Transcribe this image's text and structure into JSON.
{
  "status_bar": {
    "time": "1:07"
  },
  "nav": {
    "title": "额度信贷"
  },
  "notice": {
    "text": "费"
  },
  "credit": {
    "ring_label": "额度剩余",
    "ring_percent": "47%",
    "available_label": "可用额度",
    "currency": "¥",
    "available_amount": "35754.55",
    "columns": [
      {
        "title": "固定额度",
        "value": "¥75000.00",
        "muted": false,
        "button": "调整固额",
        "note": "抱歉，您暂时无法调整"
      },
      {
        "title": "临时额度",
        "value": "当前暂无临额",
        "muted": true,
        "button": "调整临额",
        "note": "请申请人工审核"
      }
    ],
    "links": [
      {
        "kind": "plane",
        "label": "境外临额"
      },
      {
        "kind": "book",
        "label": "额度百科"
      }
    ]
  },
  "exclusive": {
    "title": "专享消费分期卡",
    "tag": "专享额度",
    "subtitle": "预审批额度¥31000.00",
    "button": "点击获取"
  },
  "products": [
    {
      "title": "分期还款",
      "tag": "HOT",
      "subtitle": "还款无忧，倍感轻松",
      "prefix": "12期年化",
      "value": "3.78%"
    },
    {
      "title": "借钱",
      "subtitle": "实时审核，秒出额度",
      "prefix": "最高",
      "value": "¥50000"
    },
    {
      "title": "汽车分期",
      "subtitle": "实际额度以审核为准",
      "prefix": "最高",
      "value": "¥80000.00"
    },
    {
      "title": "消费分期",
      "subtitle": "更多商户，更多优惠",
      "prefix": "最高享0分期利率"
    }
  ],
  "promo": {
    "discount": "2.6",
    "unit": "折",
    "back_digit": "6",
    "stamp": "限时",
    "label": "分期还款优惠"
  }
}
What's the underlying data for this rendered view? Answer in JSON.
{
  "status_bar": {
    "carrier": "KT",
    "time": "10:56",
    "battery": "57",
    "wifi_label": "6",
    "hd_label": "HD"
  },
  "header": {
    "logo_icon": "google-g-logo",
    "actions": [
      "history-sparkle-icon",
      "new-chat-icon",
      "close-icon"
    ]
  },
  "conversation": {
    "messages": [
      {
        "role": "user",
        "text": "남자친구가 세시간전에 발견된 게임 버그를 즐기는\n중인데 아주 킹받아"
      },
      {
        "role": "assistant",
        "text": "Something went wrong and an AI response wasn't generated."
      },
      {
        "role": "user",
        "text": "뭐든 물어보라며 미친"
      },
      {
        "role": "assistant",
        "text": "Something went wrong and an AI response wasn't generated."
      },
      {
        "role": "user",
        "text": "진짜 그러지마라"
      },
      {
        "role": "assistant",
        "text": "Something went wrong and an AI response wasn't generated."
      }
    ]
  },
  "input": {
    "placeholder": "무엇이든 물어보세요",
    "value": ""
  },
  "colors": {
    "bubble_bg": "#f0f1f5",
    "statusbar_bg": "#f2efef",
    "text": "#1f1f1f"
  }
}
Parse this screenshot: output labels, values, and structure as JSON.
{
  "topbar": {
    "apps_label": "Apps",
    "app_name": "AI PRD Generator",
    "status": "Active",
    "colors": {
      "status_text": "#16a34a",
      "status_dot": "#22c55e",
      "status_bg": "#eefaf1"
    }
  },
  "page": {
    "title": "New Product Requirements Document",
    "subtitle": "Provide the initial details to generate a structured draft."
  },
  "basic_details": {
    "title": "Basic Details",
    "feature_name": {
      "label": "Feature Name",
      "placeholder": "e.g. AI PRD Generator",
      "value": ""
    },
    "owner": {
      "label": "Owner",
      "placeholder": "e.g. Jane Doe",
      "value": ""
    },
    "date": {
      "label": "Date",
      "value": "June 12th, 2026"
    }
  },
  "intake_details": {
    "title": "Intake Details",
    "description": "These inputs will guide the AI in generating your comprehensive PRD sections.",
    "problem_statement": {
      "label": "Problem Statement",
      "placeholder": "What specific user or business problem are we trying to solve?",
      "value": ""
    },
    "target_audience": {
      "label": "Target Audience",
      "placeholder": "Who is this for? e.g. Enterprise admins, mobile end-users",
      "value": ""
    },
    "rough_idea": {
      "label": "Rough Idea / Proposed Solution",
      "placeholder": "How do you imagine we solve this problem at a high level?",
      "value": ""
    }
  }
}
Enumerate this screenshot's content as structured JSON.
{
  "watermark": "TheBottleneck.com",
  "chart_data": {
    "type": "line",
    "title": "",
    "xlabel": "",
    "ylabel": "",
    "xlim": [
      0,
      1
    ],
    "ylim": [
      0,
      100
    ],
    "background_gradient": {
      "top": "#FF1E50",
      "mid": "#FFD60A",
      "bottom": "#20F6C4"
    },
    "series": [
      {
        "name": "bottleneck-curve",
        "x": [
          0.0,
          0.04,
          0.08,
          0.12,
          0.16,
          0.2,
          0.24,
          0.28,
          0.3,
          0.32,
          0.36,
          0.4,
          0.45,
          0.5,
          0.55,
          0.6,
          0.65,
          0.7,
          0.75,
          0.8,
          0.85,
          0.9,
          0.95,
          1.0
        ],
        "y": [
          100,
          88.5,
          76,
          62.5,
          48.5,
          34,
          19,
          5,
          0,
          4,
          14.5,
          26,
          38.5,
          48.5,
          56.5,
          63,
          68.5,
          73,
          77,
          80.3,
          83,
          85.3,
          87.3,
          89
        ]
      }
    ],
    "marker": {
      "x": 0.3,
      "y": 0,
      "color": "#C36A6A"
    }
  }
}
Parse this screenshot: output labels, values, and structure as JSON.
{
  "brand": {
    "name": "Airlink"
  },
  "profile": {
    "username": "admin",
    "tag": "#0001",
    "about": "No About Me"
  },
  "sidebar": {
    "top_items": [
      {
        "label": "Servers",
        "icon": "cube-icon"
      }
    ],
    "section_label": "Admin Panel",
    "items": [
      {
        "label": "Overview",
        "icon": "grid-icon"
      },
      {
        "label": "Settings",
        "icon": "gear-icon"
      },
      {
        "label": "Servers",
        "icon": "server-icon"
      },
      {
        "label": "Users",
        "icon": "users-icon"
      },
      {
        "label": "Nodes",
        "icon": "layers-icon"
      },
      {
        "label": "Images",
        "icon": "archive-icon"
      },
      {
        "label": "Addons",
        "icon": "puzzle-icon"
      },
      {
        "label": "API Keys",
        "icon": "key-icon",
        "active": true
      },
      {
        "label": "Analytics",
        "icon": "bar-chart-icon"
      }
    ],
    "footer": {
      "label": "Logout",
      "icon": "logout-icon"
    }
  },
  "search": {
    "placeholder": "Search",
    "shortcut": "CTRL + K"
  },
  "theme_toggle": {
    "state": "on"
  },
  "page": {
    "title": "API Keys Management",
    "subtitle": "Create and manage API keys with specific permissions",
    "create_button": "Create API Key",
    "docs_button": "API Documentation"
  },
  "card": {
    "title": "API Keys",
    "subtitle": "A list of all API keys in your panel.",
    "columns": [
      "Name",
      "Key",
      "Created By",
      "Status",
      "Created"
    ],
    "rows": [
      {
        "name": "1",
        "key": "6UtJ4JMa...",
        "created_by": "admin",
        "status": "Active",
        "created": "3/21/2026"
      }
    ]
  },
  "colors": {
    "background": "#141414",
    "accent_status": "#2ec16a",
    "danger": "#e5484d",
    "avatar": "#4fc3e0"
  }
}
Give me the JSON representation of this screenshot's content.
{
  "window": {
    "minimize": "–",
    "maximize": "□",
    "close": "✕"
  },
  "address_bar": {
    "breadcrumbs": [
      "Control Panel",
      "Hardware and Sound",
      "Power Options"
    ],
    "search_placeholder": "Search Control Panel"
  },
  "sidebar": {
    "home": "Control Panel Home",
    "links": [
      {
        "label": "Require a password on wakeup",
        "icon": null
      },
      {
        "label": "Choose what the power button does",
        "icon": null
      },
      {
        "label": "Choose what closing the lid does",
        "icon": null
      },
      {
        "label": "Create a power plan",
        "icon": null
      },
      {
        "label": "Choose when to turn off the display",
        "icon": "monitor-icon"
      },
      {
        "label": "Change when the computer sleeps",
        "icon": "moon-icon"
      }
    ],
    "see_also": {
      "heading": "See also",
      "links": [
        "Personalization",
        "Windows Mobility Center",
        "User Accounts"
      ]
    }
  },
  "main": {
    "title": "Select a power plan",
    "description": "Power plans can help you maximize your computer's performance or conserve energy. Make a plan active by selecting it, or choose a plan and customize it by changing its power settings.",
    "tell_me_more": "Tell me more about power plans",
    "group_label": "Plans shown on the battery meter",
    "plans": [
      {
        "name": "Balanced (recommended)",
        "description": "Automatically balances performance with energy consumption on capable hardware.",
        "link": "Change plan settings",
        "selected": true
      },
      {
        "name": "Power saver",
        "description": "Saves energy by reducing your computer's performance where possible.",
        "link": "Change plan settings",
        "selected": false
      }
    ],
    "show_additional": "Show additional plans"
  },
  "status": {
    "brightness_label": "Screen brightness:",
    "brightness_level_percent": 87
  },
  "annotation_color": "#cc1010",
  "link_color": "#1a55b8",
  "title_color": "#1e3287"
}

**********

=== Your instructions ===
Copy out each line of the data where the string "maximize" appears.

=== Problem solution ===
    "maximize": "□",
    "description": "Power plans can help you maximize your computer's performance or conserve energy. Make a plan active by selecting it, or choose a plan and customize it by changing its power settings.",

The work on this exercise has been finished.